## Figure data in JSON
══════════════════════════════

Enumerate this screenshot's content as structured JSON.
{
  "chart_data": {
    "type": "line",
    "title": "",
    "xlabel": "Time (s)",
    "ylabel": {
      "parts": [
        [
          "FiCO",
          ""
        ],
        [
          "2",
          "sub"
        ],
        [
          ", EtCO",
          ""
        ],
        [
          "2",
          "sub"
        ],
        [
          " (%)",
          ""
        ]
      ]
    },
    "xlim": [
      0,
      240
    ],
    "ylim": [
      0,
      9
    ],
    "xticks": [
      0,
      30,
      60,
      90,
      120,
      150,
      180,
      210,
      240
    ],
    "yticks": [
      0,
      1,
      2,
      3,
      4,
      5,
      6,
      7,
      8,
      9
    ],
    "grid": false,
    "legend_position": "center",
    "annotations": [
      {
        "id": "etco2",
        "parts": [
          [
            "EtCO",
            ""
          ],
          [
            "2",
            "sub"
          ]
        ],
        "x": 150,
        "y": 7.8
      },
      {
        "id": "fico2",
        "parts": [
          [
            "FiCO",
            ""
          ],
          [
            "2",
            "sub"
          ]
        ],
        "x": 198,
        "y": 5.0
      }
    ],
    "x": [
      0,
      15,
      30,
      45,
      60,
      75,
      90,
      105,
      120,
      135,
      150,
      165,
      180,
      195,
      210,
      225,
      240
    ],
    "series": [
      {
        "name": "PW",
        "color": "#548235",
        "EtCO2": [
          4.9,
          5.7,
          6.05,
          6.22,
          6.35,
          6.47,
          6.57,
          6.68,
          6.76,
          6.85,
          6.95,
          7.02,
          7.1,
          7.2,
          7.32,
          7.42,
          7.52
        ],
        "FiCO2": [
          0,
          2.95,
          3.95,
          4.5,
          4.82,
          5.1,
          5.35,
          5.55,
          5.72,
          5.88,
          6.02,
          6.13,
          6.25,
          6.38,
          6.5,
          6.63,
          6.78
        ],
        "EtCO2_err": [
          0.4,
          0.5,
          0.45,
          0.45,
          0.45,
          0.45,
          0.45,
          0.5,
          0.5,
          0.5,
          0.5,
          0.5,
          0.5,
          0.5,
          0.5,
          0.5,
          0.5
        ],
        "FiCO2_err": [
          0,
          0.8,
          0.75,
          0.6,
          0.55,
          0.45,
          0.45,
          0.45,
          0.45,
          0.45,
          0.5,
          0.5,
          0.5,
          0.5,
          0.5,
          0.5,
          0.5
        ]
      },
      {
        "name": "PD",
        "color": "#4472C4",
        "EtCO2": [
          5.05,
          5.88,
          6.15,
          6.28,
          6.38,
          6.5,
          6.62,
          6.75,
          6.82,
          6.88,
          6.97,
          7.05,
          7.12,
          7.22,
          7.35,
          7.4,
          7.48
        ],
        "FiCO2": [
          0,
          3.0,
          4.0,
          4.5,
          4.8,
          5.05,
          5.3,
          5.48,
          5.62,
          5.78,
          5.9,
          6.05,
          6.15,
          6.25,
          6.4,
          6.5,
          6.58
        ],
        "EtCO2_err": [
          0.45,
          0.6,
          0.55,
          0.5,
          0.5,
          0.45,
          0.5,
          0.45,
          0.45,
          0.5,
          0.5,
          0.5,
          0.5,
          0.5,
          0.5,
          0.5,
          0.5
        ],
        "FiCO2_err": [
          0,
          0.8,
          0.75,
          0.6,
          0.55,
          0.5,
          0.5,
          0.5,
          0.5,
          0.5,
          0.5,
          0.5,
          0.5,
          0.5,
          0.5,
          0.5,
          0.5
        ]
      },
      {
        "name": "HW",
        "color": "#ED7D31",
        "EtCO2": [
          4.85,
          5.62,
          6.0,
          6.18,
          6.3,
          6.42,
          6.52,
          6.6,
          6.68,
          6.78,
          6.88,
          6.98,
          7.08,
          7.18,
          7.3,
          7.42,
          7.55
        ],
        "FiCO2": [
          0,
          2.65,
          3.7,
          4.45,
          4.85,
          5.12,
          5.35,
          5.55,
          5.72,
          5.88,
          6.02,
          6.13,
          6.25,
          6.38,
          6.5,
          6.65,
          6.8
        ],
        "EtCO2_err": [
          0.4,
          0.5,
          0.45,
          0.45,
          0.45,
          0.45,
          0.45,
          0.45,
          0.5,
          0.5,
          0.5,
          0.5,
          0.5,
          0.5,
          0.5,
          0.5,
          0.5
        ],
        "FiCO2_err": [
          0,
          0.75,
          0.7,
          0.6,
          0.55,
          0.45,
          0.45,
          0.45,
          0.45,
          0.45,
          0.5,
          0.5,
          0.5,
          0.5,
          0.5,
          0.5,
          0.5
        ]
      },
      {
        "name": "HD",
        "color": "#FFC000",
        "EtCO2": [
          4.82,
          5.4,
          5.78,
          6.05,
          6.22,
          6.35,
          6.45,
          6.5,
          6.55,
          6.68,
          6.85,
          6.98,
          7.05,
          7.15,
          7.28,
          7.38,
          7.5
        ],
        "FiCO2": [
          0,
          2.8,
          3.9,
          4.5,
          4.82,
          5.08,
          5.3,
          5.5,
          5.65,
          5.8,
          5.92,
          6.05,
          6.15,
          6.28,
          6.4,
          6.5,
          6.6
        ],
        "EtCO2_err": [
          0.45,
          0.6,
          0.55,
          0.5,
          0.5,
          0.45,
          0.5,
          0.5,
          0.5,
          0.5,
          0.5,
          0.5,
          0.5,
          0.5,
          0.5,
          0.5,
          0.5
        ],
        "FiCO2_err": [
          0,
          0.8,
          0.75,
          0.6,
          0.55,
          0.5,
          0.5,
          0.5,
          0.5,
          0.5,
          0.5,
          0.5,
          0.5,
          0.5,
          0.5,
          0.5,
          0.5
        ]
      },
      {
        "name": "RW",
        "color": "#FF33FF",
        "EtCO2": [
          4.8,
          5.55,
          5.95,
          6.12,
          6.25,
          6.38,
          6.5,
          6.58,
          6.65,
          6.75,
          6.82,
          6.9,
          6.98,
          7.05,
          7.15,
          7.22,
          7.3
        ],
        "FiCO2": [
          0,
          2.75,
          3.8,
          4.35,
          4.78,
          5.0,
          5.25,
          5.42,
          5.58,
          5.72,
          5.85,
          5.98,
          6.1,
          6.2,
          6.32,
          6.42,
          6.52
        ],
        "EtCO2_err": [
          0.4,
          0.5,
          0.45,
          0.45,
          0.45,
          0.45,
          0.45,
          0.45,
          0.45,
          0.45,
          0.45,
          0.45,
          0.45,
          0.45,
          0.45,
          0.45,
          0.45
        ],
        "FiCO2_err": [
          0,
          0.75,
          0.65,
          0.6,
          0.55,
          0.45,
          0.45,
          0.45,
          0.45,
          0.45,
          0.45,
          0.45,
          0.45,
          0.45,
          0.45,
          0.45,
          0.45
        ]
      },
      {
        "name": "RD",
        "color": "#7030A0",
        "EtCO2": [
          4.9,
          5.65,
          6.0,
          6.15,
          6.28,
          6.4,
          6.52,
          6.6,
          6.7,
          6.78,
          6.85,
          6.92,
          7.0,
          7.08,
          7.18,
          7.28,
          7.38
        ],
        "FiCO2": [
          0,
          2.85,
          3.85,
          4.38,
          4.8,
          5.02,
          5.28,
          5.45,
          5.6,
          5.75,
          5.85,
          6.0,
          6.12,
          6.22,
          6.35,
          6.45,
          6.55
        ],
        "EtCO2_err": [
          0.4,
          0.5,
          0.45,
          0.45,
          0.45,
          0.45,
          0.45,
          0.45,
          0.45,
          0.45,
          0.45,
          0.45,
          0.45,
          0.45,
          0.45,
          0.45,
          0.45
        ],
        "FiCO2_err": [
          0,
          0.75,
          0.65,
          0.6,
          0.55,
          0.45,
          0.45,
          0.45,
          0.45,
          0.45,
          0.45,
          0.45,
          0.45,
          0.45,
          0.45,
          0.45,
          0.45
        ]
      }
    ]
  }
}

══════════════════════════════

## Short exercise
Among the lines of the material above, how many include the string "name"? Report only that number.

## Response to the exercise
6